<<<<

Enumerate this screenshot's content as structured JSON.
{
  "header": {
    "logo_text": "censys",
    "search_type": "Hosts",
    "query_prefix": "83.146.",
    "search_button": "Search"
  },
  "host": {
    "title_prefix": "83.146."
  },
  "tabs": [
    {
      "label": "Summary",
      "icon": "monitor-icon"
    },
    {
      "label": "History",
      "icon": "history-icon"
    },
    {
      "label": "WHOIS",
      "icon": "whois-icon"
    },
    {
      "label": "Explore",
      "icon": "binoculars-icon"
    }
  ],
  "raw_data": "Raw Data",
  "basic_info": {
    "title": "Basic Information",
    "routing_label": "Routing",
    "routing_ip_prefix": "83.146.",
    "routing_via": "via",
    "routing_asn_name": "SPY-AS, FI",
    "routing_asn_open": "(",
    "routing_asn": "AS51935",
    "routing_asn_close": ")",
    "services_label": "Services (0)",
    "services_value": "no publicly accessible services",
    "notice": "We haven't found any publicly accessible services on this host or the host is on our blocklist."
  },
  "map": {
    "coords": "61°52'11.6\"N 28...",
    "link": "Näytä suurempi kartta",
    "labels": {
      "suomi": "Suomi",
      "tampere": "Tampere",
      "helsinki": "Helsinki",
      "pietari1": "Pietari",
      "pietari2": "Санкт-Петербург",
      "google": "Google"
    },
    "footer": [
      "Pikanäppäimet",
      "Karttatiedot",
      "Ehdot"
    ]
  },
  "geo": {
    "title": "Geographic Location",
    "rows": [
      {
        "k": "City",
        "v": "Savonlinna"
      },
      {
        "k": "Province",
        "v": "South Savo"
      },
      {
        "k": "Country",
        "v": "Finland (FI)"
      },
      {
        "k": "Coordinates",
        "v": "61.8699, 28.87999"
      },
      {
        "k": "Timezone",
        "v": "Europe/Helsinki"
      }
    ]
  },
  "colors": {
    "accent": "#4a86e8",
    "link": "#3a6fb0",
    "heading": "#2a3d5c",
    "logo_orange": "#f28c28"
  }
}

>>>>

Copy out every line in the entries above that holds "Helsinki".

      "helsinki": "Helsinki",
        "v": "Europe/Helsinki"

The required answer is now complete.